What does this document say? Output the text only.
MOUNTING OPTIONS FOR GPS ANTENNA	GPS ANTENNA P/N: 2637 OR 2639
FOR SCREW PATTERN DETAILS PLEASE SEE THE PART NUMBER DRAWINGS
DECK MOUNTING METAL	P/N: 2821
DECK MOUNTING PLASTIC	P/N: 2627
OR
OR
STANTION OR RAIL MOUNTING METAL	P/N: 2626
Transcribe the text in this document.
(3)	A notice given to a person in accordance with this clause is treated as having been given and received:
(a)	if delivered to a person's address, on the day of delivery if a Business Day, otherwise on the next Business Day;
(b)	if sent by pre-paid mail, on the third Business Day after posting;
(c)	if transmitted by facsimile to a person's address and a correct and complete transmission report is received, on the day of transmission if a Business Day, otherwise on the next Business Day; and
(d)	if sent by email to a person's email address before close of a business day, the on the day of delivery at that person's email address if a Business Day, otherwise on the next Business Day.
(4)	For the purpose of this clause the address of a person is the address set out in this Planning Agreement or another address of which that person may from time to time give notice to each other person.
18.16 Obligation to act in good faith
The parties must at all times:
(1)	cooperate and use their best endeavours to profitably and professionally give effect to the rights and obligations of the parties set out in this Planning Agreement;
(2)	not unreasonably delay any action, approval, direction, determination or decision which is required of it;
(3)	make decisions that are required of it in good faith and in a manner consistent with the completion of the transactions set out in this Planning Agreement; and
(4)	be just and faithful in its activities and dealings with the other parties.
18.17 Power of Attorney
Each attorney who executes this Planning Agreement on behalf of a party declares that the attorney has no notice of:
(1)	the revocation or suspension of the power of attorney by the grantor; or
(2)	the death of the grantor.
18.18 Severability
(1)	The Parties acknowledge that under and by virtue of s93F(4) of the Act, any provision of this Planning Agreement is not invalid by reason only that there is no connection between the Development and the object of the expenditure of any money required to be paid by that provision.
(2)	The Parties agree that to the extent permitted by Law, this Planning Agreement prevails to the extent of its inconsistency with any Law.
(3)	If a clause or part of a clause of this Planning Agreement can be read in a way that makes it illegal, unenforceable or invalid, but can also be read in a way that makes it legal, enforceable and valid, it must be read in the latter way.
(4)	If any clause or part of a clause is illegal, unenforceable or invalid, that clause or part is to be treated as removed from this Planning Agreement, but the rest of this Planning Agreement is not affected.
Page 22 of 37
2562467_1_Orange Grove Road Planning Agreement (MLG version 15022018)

Requirement: Faithfully transcribe the whole of the data.

Solution for this task:
What does this document say? Output the text only.
MOUNTING OPTIONS FOR GPS ANTENNA	GPS ANTENNA P/N: 2637 OR 2639
FOR SCREW PATTERN DETAILS PLEASE SEE THE PART NUMBER DRAWINGS
DECK MOUNTING METAL	P/N: 2821
DECK MOUNTING PLASTIC	P/N: 2627
OR
OR
STANTION OR RAIL MOUNTING METAL	P/N: 2626
Transcribe the text in this document.
(3)	A notice given to a person in accordance with this clause is treated as having been given and received:
(a)	if delivered to a person's address, on the day of delivery if a Business Day, otherwise on the next Business Day;
(b)	if sent by pre-paid mail, on the third Business Day after posting;
(c)	if transmitted by facsimile to a person's address and a correct and complete transmission report is received, on the day of transmission if a Business Day, otherwise on the next Business Day; and
(d)	if sent by email to a person's email address before close of a business day, the on the day of delivery at that person's email address if a Business Day, otherwise on the next Business Day.
(4)	For the purpose of this clause the address of a person is the address set out in this Planning Agreement or another address of which that person may from time to time give notice to each other person.
18.16 Obligation to act in good faith
The parties must at all times:
(1)	cooperate and use their best endeavours to profitably and professionally give effect to the rights and obligations of the parties set out in this Planning Agreement;
(2)	not unreasonably delay any action, approval, direction, determination or decision which is required of it;
(3)	make decisions that are required of it in good faith and in a manner consistent with the completion of the transactions set out in this Planning Agreement; and
(4)	be just and faithful in its activities and dealings with the other parties.
18.17 Power of Attorney
Each attorney who executes this Planning Agreement on behalf of a party declares that the attorney has no notice of:
(1)	the revocation or suspension of the power of attorney by the grantor; or
(2)	the death of the grantor.
18.18 Severability
(1)	The Parties acknowledge that under and by virtue of s93F(4) of the Act, any provision of this Planning Agreement is not invalid by reason only that there is no connection between the Development and the object of the expenditure of any money required to be paid by that provision.
(2)	The Parties agree that to the extent permitted by Law, this Planning Agreement prevails to the extent of its inconsistency with any Law.
(3)	If a clause or part of a clause of this Planning Agreement can be read in a way that makes it illegal, unenforceable or invalid, but can also be read in a way that makes it legal, enforceable and valid, it must be read in the latter way.
(4)	If any clause or part of a clause is illegal, unenforceable or invalid, that clause or part is to be treated as removed from this Planning Agreement, but the rest of this Planning Agreement is not affected.
Page 22 of 37
2562467_1_Orange Grove Road Planning Agreement (MLG version 15022018)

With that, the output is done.